> [Challenge]: Repeat all entries exactly.

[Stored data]
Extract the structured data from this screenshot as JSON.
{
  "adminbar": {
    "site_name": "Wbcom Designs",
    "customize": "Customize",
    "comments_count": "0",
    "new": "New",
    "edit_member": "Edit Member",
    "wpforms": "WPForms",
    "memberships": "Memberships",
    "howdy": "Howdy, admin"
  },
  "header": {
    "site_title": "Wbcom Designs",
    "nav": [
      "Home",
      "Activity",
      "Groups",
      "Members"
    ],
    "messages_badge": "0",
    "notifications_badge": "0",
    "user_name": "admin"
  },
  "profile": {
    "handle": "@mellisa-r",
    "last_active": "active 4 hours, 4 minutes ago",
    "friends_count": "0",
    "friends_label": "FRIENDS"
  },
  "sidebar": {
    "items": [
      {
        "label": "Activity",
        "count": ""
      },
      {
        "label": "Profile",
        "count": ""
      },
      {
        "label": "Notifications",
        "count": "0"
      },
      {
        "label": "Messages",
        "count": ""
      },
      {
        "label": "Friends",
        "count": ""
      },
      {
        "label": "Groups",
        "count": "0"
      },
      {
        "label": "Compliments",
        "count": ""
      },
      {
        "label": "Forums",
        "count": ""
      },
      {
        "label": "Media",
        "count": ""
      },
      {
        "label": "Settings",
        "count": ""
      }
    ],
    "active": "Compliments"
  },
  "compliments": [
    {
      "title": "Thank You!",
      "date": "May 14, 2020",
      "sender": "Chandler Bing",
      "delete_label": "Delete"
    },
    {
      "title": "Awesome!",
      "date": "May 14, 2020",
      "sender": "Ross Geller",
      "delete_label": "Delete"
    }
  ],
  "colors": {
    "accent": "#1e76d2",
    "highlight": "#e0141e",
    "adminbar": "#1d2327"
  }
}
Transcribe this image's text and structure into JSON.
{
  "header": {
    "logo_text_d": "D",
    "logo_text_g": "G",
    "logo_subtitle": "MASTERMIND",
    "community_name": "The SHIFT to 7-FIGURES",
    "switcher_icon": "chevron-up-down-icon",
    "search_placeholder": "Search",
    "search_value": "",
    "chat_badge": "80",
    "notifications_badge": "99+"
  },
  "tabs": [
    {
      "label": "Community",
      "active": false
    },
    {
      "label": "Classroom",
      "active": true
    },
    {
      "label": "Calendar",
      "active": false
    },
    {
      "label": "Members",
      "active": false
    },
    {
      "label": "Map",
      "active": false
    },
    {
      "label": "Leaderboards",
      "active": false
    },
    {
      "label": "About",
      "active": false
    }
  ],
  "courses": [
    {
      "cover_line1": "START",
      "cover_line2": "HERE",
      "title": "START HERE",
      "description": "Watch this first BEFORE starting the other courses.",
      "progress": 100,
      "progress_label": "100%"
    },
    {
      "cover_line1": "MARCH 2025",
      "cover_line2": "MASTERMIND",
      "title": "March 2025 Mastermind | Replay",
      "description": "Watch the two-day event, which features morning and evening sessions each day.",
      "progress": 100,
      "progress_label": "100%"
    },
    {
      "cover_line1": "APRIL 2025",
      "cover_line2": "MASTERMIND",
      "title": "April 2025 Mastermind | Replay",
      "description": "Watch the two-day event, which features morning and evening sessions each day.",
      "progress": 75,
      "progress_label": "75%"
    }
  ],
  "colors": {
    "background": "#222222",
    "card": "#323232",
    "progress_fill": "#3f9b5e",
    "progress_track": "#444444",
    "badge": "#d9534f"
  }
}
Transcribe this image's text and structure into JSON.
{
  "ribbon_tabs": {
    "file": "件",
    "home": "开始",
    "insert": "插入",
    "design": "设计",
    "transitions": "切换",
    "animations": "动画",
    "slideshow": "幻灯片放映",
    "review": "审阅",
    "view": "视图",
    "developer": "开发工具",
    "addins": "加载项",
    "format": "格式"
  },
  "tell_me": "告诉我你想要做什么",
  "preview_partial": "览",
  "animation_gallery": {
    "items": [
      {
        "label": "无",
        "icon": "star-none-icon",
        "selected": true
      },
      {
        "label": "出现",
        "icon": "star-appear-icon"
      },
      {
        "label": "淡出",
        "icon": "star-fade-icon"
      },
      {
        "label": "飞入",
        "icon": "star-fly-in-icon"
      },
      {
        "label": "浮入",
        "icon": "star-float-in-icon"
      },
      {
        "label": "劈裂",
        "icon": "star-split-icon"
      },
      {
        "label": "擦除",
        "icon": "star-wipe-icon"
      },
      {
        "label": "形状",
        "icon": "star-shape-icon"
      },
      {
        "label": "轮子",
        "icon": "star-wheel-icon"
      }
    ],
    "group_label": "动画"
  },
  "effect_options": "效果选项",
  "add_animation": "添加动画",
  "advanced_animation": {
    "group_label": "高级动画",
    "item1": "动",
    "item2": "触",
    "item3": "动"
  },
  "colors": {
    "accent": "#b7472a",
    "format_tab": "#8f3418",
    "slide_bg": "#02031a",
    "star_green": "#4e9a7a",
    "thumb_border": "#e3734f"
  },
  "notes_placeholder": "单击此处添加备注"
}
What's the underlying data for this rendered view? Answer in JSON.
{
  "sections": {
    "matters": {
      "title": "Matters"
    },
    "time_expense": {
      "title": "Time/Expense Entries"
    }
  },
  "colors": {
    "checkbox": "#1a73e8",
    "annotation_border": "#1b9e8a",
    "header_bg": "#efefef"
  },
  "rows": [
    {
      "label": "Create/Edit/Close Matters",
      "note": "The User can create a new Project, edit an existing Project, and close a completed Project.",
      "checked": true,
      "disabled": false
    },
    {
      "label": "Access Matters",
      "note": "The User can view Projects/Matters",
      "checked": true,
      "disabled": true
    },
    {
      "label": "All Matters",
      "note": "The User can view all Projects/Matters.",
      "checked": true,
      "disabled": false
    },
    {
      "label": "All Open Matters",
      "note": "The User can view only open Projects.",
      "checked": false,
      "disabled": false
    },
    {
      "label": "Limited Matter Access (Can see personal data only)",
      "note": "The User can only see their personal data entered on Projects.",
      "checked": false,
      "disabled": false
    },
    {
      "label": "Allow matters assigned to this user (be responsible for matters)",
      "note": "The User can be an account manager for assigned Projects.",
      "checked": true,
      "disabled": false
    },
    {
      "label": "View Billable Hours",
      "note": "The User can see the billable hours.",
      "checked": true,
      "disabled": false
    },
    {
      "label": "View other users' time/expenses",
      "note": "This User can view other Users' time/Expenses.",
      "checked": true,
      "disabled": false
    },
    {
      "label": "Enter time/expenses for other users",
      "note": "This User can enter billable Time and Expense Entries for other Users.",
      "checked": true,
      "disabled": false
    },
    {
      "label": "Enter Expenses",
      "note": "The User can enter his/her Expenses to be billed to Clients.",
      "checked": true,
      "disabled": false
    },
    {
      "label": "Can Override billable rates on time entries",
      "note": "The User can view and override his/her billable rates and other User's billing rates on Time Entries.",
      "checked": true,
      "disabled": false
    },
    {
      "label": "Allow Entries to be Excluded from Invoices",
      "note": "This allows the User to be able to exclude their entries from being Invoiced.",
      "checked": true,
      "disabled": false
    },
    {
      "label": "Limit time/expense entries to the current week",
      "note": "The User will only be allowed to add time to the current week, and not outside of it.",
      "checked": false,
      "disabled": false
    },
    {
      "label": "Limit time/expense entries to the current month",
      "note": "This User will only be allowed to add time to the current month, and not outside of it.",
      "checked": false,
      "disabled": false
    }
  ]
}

> [Full solution]:
Extract the structured data from this screenshot as JSON.
{
  "adminbar": {
    "site_name": "Wbcom Designs",
    "customize": "Customize",
    "comments_count": "0",
    "new": "New",
    "edit_member": "Edit Member",
    "wpforms": "WPForms",
    "memberships": "Memberships",
    "howdy": "Howdy, admin"
  },
  "header": {
    "site_title": "Wbcom Designs",
    "nav": [
      "Home",
      "Activity",
      "Groups",
      "Members"
    ],
    "messages_badge": "0",
    "notifications_badge": "0",
    "user_name": "admin"
  },
  "profile": {
    "handle": "@mellisa-r",
    "last_active": "active 4 hours, 4 minutes ago",
    "friends_count": "0",
    "friends_label": "FRIENDS"
  },
  "sidebar": {
    "items": [
      {
        "label": "Activity",
        "count": ""
      },
      {
        "label": "Profile",
        "count": ""
      },
      {
        "label": "Notifications",
        "count": "0"
      },
      {
        "label": "Messages",
        "count": ""
      },
      {
        "label": "Friends",
        "count": ""
      },
      {
        "label": "Groups",
        "count": "0"
      },
      {
        "label": "Compliments",
        "count": ""
      },
      {
        "label": "Forums",
        "count": ""
      },
      {
        "label": "Media",
        "count": ""
      },
      {
        "label": "Settings",
        "count": ""
      }
    ],
    "active": "Compliments"
  },
  "compliments": [
    {
      "title": "Thank You!",
      "date": "May 14, 2020",
      "sender": "Chandler Bing",
      "delete_label": "Delete"
    },
    {
      "title": "Awesome!",
      "date": "May 14, 2020",
      "sender": "Ross Geller",
      "delete_label": "Delete"
    }
  ],
  "colors": {
    "accent": "#1e76d2",
    "highlight": "#e0141e",
    "adminbar": "#1d2327"
  }
}
Transcribe this image's text and structure into JSON.
{
  "header": {
    "logo_text_d": "D",
    "logo_text_g": "G",
    "logo_subtitle": "MASTERMIND",
    "community_name": "The SHIFT to 7-FIGURES",
    "switcher_icon": "chevron-up-down-icon",
    "search_placeholder": "Search",
    "search_value": "",
    "chat_badge": "80",
    "notifications_badge": "99+"
  },
  "tabs": [
    {
      "label": "Community",
      "active": false
    },
    {
      "label": "Classroom",
      "active": true
    },
    {
      "label": "Calendar",
      "active": false
    },
    {
      "label": "Members",
      "active": false
    },
    {
      "label": "Map",
      "active": false
    },
    {
      "label": "Leaderboards",
      "active": false
    },
    {
      "label": "About",
      "active": false
    }
  ],
  "courses": [
    {
      "cover_line1": "START",
      "cover_line2": "HERE",
      "title": "START HERE",
      "description": "Watch this first BEFORE starting the other courses.",
      "progress": 100,
      "progress_label": "100%"
    },
    {
      "cover_line1": "MARCH 2025",
      "cover_line2": "MASTERMIND",
      "title": "March 2025 Mastermind | Replay",
      "description": "Watch the two-day event, which features morning and evening sessions each day.",
      "progress": 100,
      "progress_label": "100%"
    },
    {
      "cover_line1": "APRIL 2025",
      "cover_line2": "MASTERMIND",
      "title": "April 2025 Mastermind | Replay",
      "description": "Watch the two-day event, which features morning and evening sessions each day.",
      "progress": 75,
      "progress_label": "75%"
    }
  ],
  "colors": {
    "background": "#222222",
    "card": "#323232",
    "progress_fill": "#3f9b5e",
    "progress_track": "#444444",
    "badge": "#d9534f"
  }
}
Transcribe this image's text and structure into JSON.
{
  "ribbon_tabs": {
    "file": "件",
    "home": "开始",
    "insert": "插入",
    "design": "设计",
    "transitions": "切换",
    "animations": "动画",
    "slideshow": "幻灯片放映",
    "review": "审阅",
    "view": "视图",
    "developer": "开发工具",
    "addins": "加载项",
    "format": "格式"
  },
  "tell_me": "告诉我你想要做什么",
  "preview_partial": "览",
  "animation_gallery": {
    "items": [
      {
        "label": "无",
        "icon": "star-none-icon",
        "selected": true
      },
      {
        "label": "出现",
        "icon": "star-appear-icon"
      },
      {
        "label": "淡出",
        "icon": "star-fade-icon"
      },
      {
        "label": "飞入",
        "icon": "star-fly-in-icon"
      },
      {
        "label": "浮入",
        "icon": "star-float-in-icon"
      },
      {
        "label": "劈裂",
        "icon": "star-split-icon"
      },
      {
        "label": "擦除",
        "icon": "star-wipe-icon"
      },
      {
        "label": "形状",
        "icon": "star-shape-icon"
      },
      {
        "label": "轮子",
        "icon": "star-wheel-icon"
      }
    ],
    "group_label": "动画"
  },
  "effect_options": "效果选项",
  "add_animation": "添加动画",
  "advanced_animation": {
    "group_label": "高级动画",
    "item1": "动",
    "item2": "触",
    "item3": "动"
  },
  "colors": {
    "accent": "#b7472a",
    "format_tab": "#8f3418",
    "slide_bg": "#02031a",
    "star_green": "#4e9a7a",
    "thumb_border": "#e3734f"
  },
  "notes_placeholder": "单击此处添加备注"
}
What's the underlying data for this rendered view? Answer in JSON.
{
  "sections": {
    "matters": {
      "title": "Matters"
    },
    "time_expense": {
      "title": "Time/Expense Entries"
    }
  },
  "colors": {
    "checkbox": "#1a73e8",
    "annotation_border": "#1b9e8a",
    "header_bg": "#efefef"
  },
  "rows": [
    {
      "label": "Create/Edit/Close Matters",
      "note": "The User can create a new Project, edit an existing Project, and close a completed Project.",
      "checked": true,
      "disabled": false
    },
    {
      "label": "Access Matters",
      "note": "The User can view Projects/Matters",
      "checked": true,
      "disabled": true
    },
    {
      "label": "All Matters",
      "note": "The User can view all Projects/Matters.",
      "checked": true,
      "disabled": false
    },
    {
      "label": "All Open Matters",
      "note": "The User can view only open Projects.",
      "checked": false,
      "disabled": false
    },
    {
      "label": "Limited Matter Access (Can see personal data only)",
      "note": "The User can only see their personal data entered on Projects.",
      "checked": false,
      "disabled": false
    },
    {
      "label": "Allow matters assigned to this user (be responsible for matters)",
      "note": "The User can be an account manager for assigned Projects.",
      "checked": true,
      "disabled": false
    },
    {
      "label": "View Billable Hours",
      "note": "The User can see the billable hours.",
      "checked": true,
      "disabled": false
    },
    {
      "label": "View other users' time/expenses",
      "note": "This User can view other Users' time/Expenses.",
      "checked": true,
      "disabled": false
    },
    {
      "label": "Enter time/expenses for other users",
      "note": "This User can enter billable Time and Expense Entries for other Users.",
      "checked": true,
      "disabled": false
    },
    {
      "label": "Enter Expenses",
      "note": "The User can enter his/her Expenses to be billed to Clients.",
      "checked": true,
      "disabled": false
    },
    {
      "label": "Can Override billable rates on time entries",
      "note": "The User can view and override his/her billable rates and other User's billing rates on Time Entries.",
      "checked": true,
      "disabled": false
    },
    {
      "label": "Allow Entries to be Excluded from Invoices",
      "note": "This allows the User to be able to exclude their entries from being Invoiced.",
      "checked": true,
      "disabled": false
    },
    {
      "label": "Limit time/expense entries to the current week",
      "note": "The User will only be allowed to add time to the current week, and not outside of it.",
      "checked": false,
      "disabled": false
    },
    {
      "label": "Limit time/expense entries to the current month",
      "note": "This User will only be allowed to add time to the current month, and not outside of it.",
      "checked": false,
      "disabled": false
    }
  ]
}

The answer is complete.